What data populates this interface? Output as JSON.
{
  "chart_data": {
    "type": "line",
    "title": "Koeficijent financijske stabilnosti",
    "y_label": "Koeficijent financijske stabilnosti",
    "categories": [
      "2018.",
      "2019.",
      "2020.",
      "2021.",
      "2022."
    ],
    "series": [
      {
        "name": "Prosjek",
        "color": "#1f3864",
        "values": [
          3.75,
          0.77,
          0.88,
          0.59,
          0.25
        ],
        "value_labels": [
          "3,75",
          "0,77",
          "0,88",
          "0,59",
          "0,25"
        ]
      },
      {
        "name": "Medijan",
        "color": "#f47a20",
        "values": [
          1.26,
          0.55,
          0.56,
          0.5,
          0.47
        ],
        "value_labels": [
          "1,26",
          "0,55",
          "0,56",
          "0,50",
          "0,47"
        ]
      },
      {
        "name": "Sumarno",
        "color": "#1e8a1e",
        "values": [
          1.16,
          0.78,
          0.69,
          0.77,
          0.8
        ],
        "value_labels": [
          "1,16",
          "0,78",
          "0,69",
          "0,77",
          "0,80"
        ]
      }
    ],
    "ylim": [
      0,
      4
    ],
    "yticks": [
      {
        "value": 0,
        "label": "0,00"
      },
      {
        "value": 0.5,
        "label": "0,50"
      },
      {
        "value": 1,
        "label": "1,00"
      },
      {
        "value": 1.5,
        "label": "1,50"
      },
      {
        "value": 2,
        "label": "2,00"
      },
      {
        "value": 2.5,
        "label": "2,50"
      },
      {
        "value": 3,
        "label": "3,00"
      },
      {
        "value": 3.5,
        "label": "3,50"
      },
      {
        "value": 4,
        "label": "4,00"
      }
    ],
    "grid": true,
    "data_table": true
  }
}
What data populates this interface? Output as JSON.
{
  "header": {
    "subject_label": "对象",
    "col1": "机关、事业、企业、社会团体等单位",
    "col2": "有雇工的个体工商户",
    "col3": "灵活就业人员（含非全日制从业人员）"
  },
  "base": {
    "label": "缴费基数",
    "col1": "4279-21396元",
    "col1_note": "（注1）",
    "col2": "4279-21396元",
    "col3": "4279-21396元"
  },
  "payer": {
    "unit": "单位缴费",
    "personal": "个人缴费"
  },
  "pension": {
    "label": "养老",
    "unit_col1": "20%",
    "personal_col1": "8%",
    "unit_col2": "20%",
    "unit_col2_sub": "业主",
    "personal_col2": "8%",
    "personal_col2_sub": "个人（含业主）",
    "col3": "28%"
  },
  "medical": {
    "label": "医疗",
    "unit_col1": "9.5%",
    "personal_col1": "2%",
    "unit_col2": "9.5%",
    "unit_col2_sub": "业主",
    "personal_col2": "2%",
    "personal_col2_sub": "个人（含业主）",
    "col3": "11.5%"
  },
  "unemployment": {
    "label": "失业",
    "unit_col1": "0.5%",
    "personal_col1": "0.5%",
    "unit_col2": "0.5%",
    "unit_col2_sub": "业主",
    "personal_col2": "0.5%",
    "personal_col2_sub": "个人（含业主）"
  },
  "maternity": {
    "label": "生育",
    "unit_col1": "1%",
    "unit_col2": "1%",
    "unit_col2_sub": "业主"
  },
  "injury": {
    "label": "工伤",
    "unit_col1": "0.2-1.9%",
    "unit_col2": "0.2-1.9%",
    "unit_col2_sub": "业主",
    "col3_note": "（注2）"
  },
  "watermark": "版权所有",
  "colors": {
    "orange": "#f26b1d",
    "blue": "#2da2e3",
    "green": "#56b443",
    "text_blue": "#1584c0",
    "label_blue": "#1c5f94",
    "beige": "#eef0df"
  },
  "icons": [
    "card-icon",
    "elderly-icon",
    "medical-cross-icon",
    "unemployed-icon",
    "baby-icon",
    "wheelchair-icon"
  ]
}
☆ ☆ ☆
Copy each line above containing the string "name".

Exercise result:
        "name": "Prosjek",
        "name": "Medijan",
        "name": "Sumarno",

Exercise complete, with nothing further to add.